=== PROVIDED DATA ===

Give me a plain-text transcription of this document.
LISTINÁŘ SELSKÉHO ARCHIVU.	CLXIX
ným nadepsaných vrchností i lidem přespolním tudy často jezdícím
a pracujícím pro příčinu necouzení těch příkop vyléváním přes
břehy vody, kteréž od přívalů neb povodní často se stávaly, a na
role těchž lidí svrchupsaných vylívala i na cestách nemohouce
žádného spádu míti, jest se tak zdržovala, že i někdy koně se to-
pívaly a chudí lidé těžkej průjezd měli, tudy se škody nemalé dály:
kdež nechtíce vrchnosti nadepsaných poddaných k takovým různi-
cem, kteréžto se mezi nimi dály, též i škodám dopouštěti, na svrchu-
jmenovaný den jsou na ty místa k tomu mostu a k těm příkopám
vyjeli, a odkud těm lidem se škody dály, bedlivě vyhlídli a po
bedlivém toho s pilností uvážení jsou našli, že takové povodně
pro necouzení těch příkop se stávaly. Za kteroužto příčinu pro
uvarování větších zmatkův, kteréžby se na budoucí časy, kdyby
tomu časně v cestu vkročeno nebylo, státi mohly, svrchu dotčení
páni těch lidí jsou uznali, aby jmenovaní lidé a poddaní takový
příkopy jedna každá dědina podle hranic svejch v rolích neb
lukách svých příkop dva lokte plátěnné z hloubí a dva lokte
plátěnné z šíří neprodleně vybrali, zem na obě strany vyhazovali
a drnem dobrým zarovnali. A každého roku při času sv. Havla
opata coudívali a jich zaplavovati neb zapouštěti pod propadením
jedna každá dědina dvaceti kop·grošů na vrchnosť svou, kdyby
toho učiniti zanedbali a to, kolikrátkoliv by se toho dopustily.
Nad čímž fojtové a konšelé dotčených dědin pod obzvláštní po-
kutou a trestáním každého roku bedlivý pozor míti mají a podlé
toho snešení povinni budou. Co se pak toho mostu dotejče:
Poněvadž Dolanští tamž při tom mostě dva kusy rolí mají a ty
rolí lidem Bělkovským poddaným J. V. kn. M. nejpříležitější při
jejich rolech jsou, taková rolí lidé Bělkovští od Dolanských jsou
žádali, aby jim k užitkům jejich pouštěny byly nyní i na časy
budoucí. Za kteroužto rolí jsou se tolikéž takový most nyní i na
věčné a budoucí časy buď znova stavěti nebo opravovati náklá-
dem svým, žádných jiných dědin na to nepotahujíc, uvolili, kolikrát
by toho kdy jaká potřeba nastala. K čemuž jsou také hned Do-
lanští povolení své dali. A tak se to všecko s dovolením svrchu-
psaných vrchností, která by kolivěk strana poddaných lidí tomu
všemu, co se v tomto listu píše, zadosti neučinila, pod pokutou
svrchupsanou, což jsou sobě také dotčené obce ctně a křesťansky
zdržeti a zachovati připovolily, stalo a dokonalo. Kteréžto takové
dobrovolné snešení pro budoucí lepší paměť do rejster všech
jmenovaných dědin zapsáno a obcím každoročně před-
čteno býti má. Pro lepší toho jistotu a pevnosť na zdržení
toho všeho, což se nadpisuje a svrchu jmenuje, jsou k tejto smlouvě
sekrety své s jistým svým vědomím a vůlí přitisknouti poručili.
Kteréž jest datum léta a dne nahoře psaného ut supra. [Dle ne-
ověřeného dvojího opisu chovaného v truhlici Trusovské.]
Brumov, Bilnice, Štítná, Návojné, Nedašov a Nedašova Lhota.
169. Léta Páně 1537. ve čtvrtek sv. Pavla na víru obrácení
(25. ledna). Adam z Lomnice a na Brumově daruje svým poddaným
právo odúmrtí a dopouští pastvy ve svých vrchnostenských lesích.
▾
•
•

===

■ **WHAT THE EXERCISE ASKS**
Pull every line containing the word "mostu" out of the material and copy it.

■ **SOLUTION TO THE PROBLEM**
jmenovaný den jsou na ty místa k tomu mostu a k těm příkopám
toho snešení povinni budou. Co se pak toho mostu dotejče:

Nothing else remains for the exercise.